• SUPPLIED DATA:
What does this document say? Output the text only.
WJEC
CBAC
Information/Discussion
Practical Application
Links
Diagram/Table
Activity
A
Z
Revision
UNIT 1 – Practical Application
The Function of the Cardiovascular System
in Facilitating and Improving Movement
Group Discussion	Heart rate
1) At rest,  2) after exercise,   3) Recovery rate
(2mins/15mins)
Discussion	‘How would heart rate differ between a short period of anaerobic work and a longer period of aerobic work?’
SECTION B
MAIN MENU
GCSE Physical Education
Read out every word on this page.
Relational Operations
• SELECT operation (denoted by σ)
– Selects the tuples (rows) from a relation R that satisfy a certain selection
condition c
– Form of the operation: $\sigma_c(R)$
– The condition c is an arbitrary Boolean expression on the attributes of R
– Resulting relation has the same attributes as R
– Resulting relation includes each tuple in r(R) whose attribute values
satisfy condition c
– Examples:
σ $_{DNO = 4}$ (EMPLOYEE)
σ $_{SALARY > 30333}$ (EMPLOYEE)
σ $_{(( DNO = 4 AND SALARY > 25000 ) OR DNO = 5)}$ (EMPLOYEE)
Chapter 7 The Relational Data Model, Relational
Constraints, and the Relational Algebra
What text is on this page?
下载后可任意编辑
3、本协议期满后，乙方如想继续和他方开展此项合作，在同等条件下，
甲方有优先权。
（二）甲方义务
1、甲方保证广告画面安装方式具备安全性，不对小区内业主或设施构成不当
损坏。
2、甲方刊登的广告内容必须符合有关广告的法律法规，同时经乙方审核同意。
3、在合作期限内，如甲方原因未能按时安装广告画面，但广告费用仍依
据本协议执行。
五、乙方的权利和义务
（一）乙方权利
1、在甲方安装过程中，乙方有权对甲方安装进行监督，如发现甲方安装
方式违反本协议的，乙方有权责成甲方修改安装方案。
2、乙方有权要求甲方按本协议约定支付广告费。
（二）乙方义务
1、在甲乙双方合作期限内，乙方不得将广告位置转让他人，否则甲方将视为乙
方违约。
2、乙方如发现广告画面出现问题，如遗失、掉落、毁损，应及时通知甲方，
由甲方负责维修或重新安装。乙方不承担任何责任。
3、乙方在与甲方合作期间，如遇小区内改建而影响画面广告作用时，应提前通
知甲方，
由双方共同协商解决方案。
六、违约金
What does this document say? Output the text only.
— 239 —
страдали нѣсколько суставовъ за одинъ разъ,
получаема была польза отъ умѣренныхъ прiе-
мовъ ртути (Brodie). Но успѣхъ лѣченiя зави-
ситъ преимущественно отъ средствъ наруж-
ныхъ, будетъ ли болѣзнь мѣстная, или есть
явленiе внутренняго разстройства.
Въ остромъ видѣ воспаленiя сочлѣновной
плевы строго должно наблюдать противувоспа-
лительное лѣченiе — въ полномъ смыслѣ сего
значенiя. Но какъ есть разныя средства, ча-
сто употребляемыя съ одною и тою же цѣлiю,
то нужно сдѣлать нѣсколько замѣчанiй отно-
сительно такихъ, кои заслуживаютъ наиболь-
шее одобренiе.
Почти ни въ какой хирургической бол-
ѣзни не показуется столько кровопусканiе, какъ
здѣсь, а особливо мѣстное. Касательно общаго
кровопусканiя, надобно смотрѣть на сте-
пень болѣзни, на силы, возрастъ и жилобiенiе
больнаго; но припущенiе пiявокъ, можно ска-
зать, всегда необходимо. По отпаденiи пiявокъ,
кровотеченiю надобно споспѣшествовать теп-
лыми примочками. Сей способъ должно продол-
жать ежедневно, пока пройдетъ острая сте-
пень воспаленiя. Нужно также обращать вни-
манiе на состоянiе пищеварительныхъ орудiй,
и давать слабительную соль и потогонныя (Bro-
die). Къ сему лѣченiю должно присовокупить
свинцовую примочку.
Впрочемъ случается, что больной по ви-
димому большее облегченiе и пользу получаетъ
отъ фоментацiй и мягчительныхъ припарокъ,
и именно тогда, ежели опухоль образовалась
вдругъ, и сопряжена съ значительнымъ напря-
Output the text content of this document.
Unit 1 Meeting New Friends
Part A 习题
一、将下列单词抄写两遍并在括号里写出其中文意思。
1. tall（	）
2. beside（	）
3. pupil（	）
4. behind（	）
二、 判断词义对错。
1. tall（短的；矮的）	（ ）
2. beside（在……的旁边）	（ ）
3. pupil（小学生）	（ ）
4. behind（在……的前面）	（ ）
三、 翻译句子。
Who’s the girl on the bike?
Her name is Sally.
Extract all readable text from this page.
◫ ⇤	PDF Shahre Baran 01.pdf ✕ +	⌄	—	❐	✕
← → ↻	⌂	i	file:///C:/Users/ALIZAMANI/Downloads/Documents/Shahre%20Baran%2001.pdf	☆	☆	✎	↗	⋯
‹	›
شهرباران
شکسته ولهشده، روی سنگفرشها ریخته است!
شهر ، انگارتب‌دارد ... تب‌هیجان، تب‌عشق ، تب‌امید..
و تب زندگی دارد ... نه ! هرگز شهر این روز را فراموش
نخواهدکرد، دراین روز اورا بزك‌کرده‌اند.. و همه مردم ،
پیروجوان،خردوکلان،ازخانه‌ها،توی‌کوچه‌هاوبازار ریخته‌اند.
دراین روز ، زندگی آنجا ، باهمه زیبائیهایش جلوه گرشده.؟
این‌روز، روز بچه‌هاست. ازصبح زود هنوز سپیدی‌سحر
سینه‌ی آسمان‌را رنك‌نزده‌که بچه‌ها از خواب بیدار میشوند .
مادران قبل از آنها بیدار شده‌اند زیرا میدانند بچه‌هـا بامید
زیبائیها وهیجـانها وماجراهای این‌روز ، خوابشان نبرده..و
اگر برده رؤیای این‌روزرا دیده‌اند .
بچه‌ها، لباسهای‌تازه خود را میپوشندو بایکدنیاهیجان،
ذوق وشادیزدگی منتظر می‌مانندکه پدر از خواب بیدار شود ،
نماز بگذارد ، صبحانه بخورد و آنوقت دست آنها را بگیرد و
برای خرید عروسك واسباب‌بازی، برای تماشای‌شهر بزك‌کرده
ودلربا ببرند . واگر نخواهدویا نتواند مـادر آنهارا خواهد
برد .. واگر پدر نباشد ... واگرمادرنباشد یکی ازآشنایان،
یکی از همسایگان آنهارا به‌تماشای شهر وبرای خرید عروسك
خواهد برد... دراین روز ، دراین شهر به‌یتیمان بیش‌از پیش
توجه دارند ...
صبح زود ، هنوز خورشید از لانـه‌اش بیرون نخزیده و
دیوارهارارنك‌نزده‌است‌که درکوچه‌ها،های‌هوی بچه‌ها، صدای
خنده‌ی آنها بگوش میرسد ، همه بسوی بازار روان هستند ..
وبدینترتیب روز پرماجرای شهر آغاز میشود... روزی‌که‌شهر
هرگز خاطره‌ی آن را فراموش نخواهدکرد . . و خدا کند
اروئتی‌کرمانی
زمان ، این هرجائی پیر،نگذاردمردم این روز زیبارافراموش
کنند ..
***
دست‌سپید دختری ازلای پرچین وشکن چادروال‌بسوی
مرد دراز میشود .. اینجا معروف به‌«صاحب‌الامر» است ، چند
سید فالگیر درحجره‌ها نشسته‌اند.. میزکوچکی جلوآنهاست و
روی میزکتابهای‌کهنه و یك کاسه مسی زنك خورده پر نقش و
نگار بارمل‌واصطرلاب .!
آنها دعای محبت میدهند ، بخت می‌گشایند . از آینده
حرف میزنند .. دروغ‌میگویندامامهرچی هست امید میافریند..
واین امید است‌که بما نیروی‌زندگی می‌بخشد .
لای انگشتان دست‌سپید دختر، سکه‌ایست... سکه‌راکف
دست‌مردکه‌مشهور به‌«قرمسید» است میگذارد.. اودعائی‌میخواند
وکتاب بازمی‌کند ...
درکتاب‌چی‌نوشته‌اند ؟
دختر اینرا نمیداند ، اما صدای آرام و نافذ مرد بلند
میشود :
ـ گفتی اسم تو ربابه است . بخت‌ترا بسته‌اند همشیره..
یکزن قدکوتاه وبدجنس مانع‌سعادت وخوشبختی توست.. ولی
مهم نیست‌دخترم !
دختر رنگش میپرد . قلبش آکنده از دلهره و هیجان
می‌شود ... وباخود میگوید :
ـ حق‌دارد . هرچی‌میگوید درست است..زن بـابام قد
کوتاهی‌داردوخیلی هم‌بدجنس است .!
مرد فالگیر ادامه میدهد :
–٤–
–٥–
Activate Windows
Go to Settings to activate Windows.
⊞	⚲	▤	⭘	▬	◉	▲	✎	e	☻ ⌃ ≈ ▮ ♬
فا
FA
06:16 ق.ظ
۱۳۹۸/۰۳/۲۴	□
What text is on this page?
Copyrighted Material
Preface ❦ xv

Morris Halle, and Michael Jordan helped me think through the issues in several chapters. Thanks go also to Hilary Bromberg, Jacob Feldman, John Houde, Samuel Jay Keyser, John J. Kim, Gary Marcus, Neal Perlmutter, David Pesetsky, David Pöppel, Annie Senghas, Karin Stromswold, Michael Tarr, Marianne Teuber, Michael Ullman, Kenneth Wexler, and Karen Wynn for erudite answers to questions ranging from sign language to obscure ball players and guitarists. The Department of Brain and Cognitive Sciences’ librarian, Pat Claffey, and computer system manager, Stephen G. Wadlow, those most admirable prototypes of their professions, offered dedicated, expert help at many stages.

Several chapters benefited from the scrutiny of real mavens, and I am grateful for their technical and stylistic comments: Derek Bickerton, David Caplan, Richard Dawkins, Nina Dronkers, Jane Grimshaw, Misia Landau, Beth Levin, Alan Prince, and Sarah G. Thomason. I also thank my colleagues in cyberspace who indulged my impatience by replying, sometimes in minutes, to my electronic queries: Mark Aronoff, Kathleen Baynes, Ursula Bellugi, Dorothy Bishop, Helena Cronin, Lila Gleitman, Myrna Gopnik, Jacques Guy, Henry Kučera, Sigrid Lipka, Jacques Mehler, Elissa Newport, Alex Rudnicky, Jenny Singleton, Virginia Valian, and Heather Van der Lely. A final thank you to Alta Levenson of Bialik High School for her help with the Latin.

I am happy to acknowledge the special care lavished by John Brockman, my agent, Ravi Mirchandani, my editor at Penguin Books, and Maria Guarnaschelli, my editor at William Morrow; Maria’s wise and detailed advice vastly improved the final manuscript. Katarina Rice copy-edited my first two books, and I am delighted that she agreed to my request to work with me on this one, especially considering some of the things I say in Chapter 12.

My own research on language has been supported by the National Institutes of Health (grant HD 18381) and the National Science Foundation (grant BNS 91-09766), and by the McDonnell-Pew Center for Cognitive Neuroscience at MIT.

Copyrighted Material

• EXERCISE:
Collect each line holding the string "خرید".

• RESULT BELOW:
برای خرید عروسك واسباب‌بازی، برای تماشای‌شهر بزك‌کرده
یکی از همسایگان آنهارا به‌تماشای شهر وبرای خرید عروسك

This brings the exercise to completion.